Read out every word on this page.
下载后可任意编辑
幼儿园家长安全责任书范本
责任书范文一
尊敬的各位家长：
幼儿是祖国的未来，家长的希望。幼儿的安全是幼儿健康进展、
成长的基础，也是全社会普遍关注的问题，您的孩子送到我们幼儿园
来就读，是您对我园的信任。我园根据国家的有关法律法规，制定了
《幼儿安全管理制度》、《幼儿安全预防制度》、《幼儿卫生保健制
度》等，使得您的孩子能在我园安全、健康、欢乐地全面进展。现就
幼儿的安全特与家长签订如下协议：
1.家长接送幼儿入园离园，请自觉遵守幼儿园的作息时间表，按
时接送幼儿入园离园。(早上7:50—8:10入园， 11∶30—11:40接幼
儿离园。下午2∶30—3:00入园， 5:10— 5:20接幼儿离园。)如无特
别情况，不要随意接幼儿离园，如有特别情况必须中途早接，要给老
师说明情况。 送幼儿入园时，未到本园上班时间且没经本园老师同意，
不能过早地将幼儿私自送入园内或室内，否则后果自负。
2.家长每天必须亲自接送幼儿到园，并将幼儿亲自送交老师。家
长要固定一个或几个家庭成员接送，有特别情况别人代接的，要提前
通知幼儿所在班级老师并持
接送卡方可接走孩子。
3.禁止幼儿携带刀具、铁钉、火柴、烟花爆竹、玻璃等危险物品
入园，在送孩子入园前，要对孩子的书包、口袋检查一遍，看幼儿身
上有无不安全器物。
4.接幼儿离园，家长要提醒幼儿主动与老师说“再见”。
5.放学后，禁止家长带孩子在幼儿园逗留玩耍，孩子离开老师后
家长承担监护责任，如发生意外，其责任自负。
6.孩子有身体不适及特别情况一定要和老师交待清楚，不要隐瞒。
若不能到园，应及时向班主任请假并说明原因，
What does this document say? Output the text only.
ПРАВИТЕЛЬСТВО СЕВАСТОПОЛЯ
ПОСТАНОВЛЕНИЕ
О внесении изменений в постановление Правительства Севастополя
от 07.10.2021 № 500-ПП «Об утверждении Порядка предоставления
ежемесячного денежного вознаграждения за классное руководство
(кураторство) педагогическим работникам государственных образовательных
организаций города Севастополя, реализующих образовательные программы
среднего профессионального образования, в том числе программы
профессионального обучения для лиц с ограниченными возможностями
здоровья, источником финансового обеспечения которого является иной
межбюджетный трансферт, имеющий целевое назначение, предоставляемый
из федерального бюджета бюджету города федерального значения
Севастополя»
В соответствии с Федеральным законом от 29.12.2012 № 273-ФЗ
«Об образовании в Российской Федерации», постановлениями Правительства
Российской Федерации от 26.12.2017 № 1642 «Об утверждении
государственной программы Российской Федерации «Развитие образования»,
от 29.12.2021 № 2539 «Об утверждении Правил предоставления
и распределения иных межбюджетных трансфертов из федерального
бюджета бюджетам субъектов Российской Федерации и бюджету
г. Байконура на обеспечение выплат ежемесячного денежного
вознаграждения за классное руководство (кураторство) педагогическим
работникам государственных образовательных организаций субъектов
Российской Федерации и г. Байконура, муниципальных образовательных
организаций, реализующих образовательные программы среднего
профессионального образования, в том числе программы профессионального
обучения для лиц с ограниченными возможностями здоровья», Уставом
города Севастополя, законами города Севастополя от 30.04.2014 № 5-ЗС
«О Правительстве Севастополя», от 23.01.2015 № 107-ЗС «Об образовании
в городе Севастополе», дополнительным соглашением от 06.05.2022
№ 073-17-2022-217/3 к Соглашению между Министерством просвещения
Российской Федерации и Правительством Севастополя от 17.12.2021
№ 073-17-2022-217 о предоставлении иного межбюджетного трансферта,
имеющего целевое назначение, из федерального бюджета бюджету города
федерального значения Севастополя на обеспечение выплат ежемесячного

----

**Task to carry out:** Find each line holding the string "реализующих" and copy it out.

**Result for this task:**
организаций города Севастополя, реализующих образовательные программы
организаций, реализующих образовательные программы среднего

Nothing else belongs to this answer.